* **Aim**: Identify and pull out each line of the entries in which "throughout" occurs.

* **Data records**:
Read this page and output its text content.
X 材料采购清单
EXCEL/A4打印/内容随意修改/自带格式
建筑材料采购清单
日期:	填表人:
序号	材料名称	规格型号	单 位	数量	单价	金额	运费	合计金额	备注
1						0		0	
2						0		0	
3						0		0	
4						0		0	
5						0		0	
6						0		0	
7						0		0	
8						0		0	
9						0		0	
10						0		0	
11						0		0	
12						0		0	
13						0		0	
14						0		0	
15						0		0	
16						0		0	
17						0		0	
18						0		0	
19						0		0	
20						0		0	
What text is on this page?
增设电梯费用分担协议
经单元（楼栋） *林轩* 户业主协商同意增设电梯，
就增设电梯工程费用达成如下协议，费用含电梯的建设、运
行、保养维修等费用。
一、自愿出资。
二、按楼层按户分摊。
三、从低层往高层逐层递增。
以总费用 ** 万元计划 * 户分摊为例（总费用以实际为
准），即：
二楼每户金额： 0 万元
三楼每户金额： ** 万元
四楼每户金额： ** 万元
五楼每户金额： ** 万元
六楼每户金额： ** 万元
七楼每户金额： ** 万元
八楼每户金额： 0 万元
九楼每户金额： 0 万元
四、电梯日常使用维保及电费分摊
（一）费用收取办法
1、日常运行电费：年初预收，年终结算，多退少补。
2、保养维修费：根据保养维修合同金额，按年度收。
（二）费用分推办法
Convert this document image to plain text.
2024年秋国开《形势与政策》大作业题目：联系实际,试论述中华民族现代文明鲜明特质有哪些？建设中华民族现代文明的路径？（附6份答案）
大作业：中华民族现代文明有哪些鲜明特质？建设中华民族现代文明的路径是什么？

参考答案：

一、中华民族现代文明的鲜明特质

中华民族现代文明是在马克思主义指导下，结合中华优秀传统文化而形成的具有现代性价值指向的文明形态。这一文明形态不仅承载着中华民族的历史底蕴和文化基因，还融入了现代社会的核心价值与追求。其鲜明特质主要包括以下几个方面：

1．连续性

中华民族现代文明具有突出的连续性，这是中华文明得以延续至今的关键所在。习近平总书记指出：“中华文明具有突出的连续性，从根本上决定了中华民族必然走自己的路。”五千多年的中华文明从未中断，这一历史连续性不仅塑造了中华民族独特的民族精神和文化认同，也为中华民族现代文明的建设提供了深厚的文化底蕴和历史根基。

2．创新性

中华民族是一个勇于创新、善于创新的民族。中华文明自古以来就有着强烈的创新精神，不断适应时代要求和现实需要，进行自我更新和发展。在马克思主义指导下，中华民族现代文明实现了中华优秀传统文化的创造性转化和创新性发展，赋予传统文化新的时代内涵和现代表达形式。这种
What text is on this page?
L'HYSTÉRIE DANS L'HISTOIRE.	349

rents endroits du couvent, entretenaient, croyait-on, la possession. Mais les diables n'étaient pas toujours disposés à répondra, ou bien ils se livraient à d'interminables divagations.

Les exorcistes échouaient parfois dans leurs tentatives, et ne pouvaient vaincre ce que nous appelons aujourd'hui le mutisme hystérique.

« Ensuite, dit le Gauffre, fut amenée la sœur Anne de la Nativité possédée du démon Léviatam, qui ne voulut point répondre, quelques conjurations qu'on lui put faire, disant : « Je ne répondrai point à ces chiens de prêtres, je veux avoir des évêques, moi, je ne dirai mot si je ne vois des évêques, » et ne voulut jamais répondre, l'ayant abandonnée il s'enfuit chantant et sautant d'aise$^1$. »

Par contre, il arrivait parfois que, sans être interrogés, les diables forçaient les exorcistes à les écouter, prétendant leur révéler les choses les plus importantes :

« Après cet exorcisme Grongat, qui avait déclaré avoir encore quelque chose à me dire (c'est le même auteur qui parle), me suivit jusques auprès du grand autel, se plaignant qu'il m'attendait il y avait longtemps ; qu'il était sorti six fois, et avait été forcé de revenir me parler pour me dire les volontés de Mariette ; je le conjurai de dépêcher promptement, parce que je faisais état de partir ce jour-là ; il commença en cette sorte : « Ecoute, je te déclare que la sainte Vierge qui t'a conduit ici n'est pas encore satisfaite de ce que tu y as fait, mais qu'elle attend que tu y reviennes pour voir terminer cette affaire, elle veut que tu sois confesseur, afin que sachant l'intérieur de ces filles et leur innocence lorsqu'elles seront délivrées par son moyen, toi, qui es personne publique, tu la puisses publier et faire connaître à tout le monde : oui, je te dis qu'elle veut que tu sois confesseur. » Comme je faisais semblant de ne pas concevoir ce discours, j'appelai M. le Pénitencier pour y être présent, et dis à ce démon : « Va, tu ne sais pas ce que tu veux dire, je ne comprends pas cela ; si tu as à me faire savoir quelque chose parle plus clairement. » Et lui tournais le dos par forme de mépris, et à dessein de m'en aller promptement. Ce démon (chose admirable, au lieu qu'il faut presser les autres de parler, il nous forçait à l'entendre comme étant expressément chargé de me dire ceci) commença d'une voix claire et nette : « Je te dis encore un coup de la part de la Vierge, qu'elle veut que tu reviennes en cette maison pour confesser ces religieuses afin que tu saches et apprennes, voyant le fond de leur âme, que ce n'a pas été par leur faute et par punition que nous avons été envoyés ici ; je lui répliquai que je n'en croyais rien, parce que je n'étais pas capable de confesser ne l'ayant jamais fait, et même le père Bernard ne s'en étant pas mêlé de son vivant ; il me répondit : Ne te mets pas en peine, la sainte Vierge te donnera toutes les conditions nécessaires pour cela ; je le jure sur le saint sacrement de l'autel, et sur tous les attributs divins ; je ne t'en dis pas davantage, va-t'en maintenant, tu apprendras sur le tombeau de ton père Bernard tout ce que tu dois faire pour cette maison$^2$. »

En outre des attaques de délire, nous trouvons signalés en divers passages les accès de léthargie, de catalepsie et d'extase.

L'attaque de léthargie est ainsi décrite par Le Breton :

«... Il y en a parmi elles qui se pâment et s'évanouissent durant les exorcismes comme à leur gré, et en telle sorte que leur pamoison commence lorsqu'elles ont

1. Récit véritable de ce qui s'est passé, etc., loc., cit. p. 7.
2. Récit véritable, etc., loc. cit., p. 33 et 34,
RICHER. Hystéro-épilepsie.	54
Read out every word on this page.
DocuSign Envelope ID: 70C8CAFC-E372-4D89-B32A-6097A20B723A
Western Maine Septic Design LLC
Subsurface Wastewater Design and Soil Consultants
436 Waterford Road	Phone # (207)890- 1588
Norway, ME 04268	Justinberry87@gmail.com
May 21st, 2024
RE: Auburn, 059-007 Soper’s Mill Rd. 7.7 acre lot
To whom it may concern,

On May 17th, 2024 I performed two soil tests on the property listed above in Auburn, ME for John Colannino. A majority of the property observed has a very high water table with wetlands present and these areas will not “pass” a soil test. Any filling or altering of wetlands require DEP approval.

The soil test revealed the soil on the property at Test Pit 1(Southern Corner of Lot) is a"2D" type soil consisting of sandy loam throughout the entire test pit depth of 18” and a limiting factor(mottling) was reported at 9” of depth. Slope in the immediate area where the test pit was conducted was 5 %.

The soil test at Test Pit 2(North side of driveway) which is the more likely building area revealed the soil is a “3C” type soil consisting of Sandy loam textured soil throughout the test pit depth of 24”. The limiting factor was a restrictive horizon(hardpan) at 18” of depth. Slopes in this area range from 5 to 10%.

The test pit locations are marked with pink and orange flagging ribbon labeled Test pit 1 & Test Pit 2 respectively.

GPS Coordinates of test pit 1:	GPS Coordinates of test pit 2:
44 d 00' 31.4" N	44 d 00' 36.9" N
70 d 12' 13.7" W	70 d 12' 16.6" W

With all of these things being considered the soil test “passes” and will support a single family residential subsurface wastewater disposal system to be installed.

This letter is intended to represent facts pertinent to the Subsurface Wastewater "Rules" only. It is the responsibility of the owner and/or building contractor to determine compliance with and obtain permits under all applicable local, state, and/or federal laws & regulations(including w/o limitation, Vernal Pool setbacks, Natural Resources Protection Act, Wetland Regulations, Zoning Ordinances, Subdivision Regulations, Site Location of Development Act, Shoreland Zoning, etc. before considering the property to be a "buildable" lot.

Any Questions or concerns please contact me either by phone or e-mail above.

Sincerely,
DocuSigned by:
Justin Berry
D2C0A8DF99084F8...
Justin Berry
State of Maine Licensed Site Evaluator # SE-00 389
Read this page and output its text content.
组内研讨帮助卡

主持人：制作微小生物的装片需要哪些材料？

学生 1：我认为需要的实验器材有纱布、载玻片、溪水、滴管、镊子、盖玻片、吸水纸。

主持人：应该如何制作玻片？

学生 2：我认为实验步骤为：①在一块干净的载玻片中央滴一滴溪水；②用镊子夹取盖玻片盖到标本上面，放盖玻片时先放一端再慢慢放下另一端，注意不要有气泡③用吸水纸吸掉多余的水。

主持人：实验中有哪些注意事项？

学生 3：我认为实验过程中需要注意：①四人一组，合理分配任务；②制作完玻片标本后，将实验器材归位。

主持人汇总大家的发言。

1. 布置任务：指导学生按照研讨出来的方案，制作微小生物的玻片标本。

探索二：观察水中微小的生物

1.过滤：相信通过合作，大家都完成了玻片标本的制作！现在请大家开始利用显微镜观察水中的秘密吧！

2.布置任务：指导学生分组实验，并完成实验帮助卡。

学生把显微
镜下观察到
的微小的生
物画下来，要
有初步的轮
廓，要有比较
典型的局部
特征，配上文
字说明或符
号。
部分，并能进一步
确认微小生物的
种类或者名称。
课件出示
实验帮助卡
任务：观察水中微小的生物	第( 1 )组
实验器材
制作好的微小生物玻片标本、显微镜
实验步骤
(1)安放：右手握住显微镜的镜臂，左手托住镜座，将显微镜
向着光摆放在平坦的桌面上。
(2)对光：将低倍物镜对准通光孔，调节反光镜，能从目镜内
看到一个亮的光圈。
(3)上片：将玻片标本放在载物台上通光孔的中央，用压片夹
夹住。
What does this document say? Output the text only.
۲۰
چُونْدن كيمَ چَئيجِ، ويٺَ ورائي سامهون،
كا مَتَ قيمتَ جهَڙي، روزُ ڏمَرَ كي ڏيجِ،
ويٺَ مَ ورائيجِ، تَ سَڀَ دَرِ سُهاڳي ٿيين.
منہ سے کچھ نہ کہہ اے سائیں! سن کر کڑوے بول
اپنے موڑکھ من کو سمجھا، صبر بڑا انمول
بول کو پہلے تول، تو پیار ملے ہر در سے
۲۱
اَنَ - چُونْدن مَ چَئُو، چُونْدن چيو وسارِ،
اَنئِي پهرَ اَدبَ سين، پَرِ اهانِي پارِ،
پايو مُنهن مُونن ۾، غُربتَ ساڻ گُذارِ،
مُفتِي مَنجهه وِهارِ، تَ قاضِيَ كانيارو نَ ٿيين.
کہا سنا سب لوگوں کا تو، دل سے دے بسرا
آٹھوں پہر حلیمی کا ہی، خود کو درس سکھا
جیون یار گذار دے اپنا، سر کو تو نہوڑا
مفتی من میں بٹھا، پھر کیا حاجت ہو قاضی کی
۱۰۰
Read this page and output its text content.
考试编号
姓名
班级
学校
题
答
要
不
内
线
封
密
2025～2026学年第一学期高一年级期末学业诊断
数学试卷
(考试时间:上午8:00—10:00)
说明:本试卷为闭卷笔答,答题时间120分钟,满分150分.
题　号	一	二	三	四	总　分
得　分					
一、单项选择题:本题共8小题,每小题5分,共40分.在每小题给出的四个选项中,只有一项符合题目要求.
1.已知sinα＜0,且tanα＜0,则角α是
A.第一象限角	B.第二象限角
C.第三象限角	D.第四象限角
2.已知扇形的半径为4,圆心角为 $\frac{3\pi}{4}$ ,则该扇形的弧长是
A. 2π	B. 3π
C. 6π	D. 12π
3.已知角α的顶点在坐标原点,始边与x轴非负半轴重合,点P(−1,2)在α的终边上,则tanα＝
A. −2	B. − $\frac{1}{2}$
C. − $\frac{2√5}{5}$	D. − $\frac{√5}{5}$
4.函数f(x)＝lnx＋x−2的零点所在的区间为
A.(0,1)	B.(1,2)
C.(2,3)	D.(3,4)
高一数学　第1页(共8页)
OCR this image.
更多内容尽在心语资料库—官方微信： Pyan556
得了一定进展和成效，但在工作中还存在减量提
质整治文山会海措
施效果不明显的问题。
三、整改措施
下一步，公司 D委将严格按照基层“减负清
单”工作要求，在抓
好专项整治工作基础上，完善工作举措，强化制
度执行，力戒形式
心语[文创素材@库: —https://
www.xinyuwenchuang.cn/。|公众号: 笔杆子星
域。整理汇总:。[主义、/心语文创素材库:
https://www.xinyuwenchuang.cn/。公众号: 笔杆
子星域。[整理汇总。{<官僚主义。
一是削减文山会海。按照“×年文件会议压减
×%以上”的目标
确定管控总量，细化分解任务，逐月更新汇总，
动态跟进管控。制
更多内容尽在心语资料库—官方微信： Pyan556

* **Task response**:
The soil test revealed the soil on the property at Test Pit 1(Southern Corner of Lot) is a"2D" type soil consisting of sandy loam throughout the entire test pit depth of 18” and a limiting factor(mottling) was reported at 9” of depth. Slope in the immediate area where the test pit was conducted was 5 %.
The soil test at Test Pit 2(North side of driveway) which is the more likely building area revealed the soil is a “3C” type soil consisting of Sandy loam textured soil throughout the test pit depth of 24”. The limiting factor was a restrictive horizon(hardpan) at 18” of depth. Slopes in this area range from 5 to 10%.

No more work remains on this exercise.